## PROBLEM REQUIREMENTS
Go through the entries below and pick out every line with "residual".

▼▼▼

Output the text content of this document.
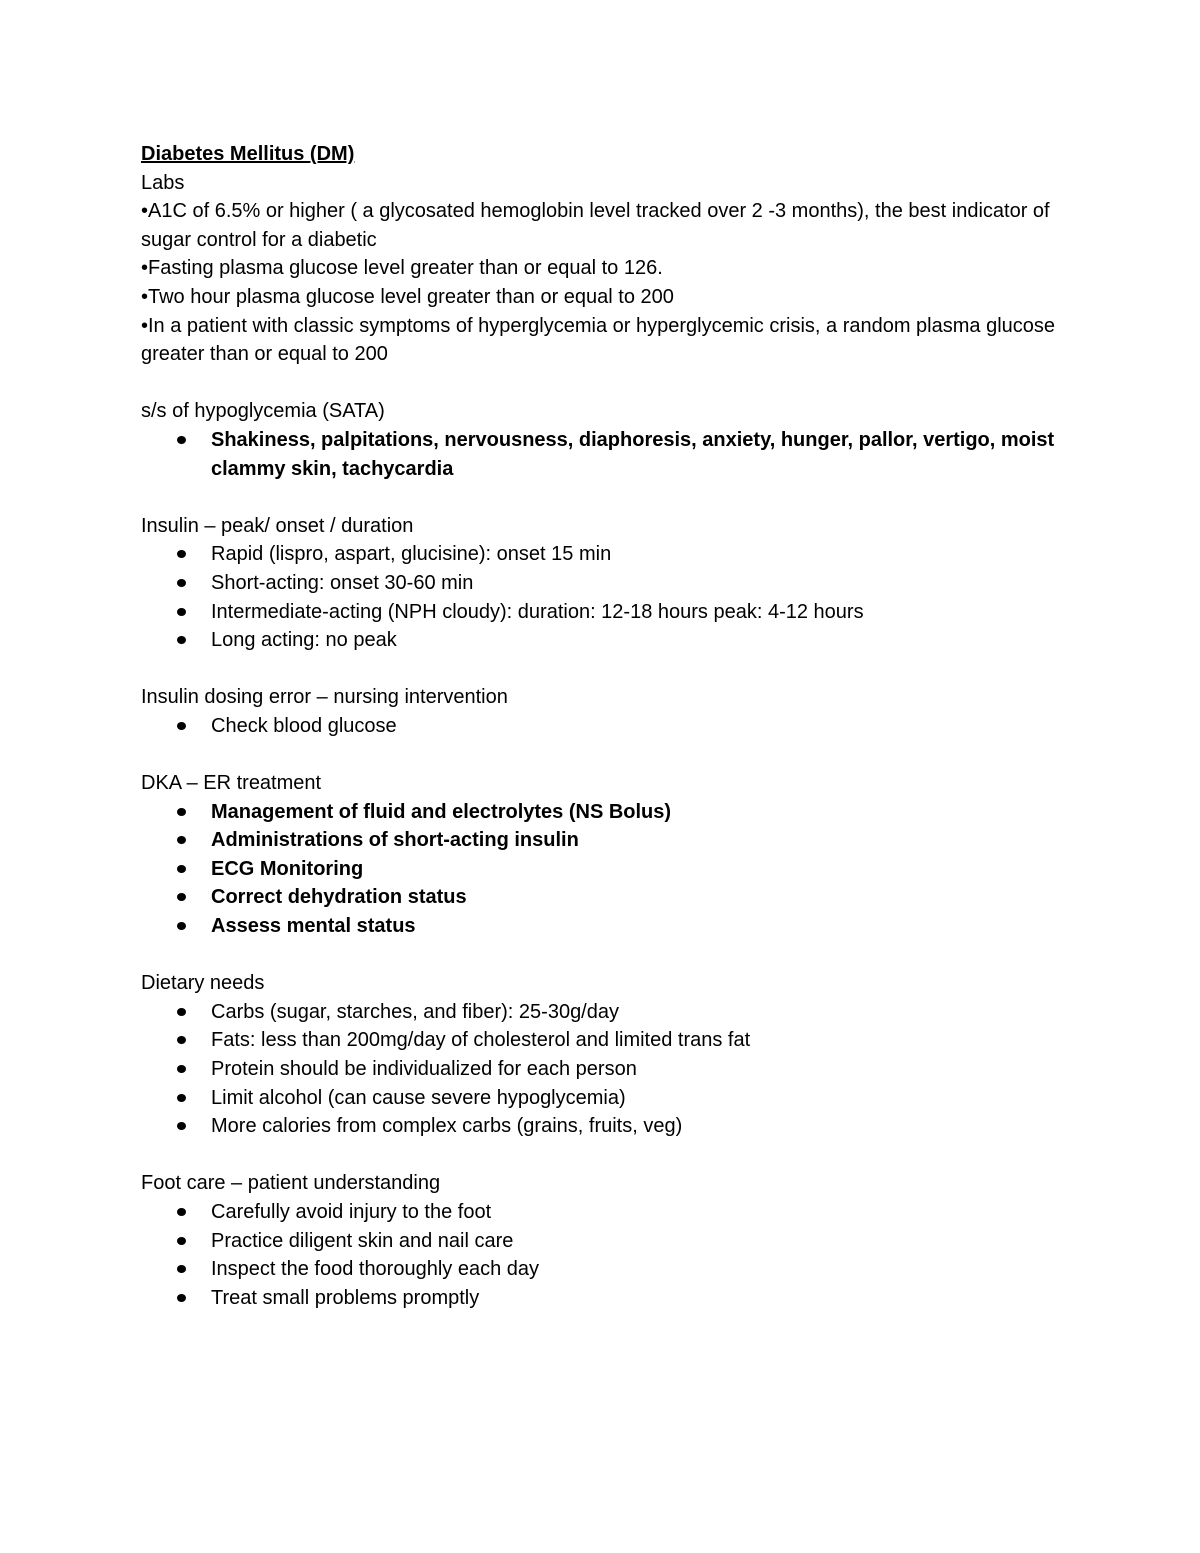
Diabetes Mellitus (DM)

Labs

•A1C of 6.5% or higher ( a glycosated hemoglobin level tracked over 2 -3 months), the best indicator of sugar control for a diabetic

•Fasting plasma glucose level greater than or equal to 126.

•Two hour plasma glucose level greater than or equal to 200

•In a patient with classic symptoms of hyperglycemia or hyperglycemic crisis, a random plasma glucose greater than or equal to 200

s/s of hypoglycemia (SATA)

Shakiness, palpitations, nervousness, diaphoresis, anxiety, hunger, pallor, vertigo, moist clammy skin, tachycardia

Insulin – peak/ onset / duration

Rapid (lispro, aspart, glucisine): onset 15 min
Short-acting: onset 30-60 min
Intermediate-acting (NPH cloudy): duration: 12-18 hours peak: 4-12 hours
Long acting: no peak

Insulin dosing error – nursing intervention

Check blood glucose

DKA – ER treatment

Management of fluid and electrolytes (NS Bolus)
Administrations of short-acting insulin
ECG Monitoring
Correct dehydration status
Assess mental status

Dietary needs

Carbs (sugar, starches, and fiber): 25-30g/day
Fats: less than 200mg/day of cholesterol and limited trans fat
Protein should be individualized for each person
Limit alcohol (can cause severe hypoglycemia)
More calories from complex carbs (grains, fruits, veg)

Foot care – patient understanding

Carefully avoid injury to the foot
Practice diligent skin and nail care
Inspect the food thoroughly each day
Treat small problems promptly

▲▲▲
▼▼▼

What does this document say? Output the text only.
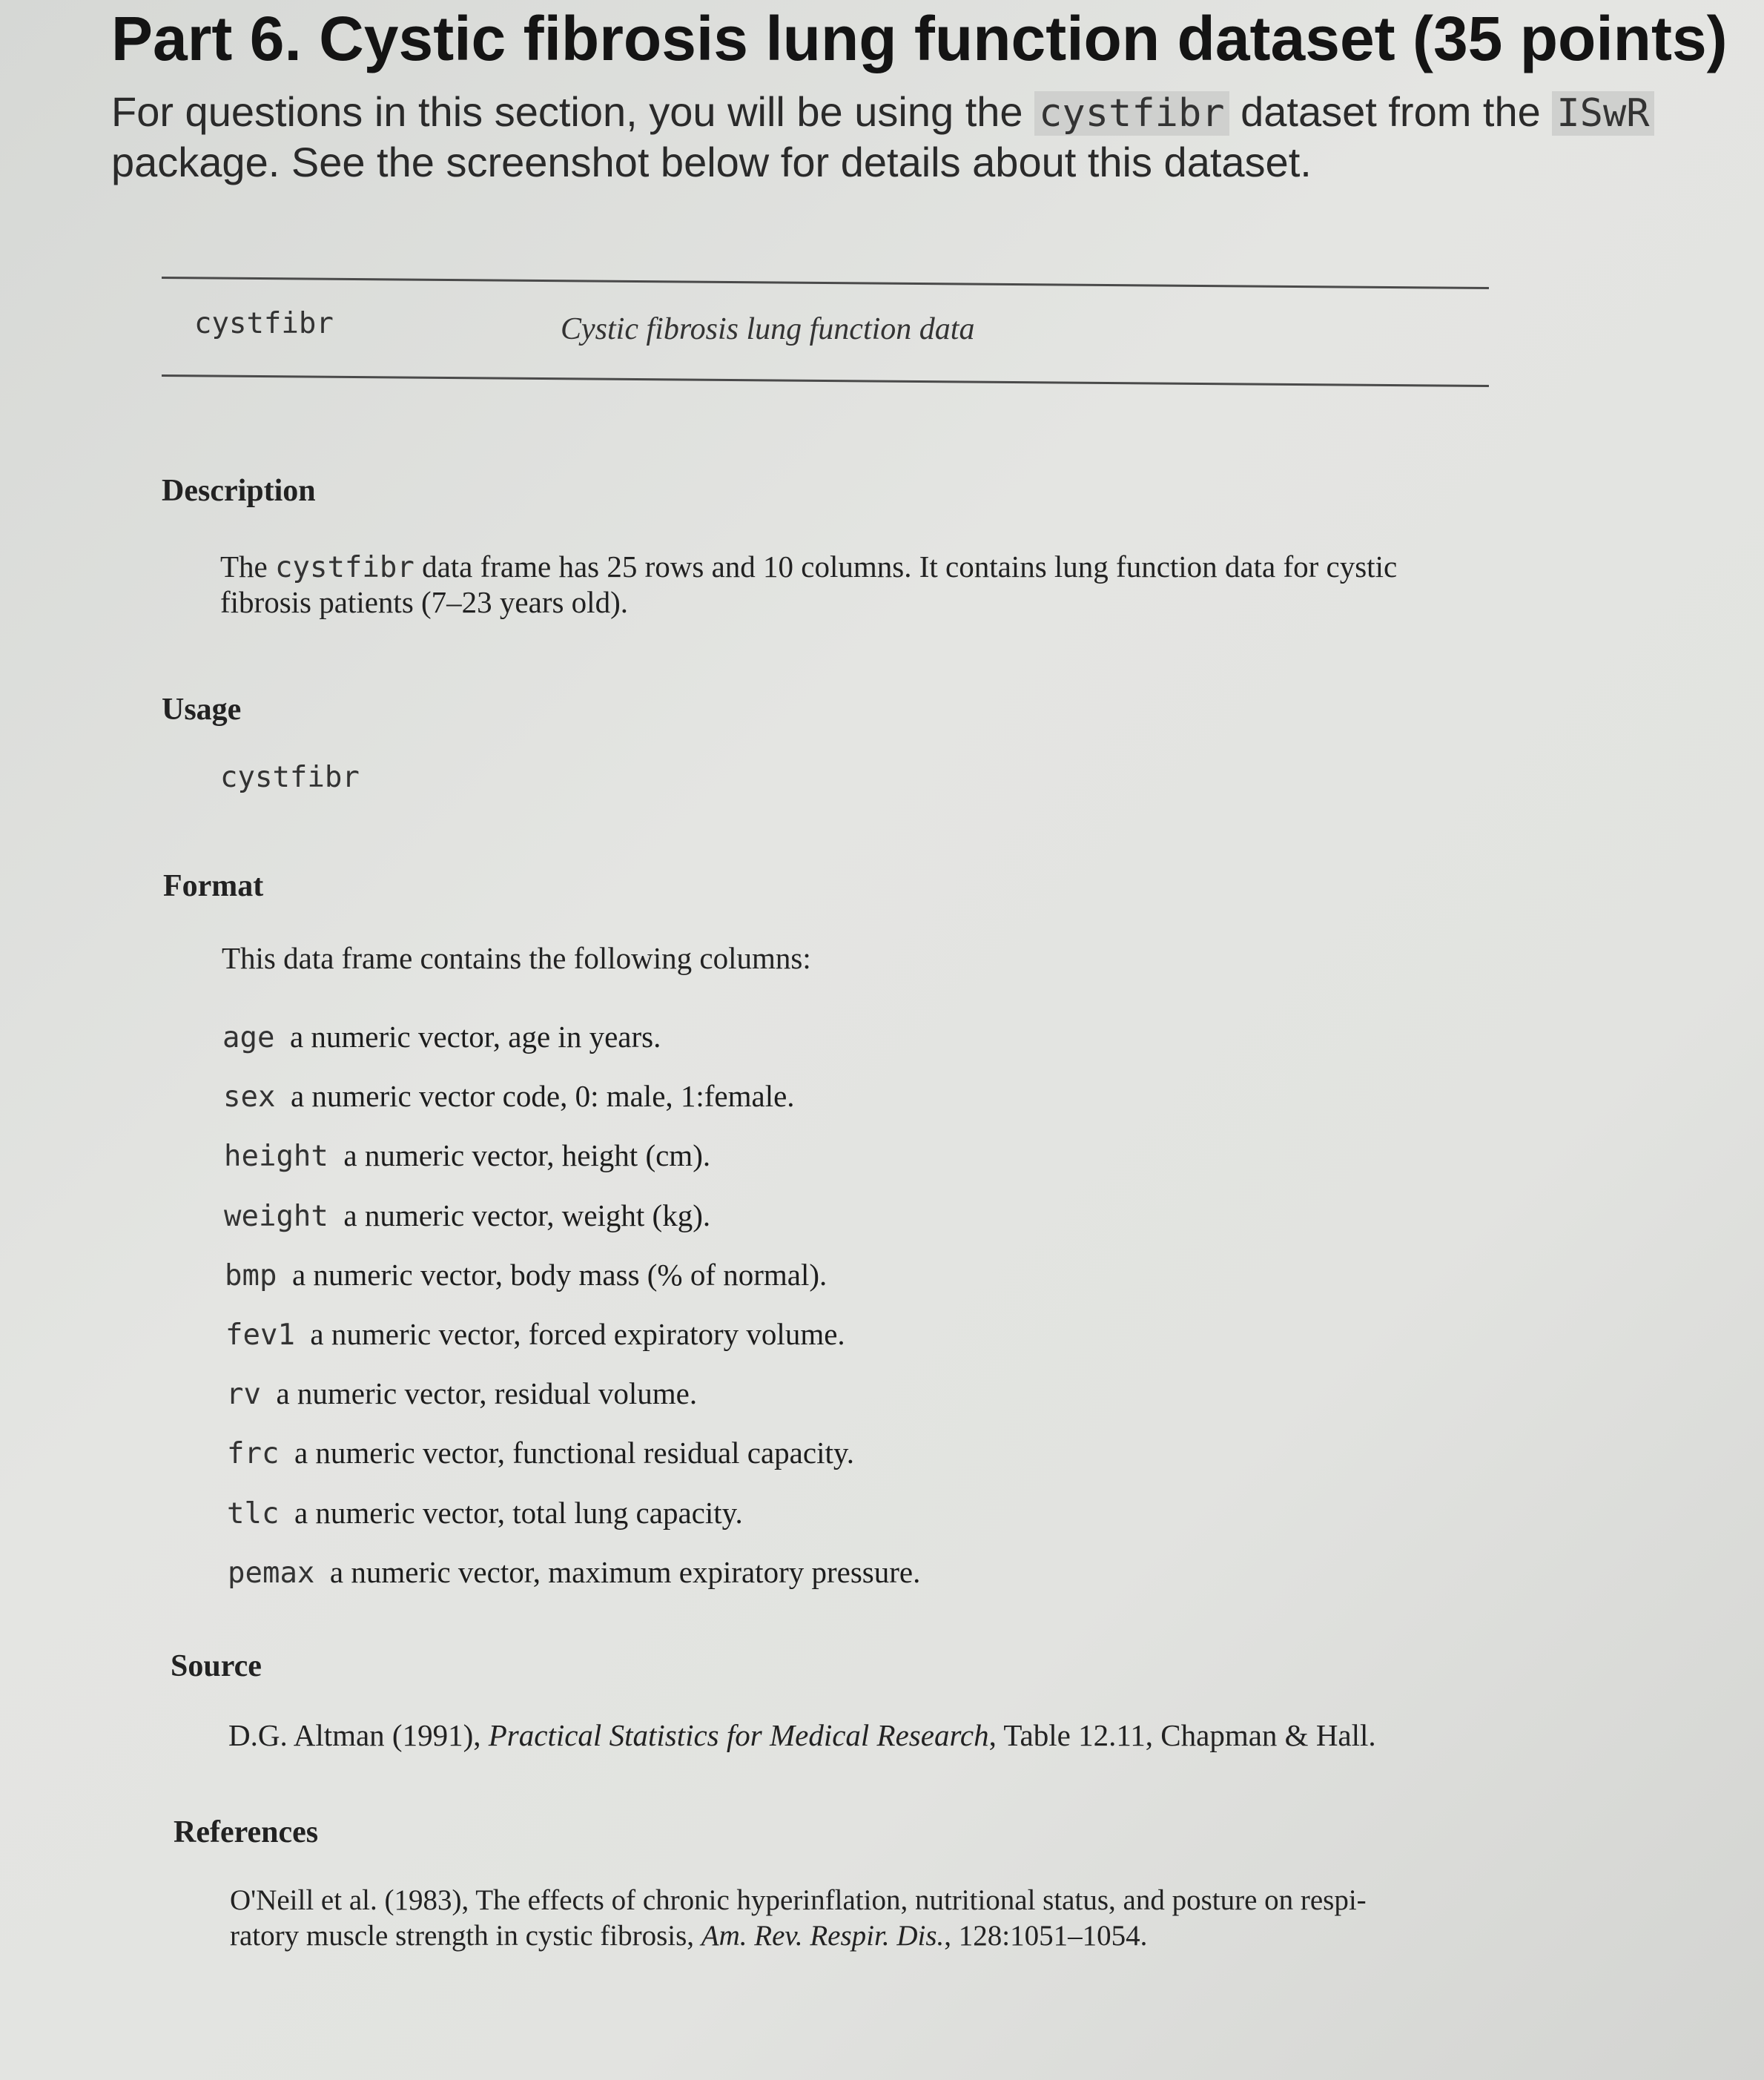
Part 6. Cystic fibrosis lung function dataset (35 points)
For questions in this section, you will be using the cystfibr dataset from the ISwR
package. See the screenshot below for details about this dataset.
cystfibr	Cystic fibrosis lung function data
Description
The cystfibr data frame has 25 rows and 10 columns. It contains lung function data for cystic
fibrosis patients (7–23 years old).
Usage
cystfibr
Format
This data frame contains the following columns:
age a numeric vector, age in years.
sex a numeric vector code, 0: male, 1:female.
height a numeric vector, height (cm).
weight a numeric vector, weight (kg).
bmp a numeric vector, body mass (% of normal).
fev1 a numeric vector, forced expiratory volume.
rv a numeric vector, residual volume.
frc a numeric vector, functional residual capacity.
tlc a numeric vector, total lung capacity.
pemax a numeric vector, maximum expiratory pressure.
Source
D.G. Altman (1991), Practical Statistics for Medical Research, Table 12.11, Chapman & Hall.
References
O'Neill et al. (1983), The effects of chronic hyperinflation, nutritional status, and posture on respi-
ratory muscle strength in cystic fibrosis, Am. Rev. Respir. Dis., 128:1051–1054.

▲▲▲

## EXERCISE SOLUTION
rv a numeric vector, residual volume.
frc a numeric vector, functional residual capacity.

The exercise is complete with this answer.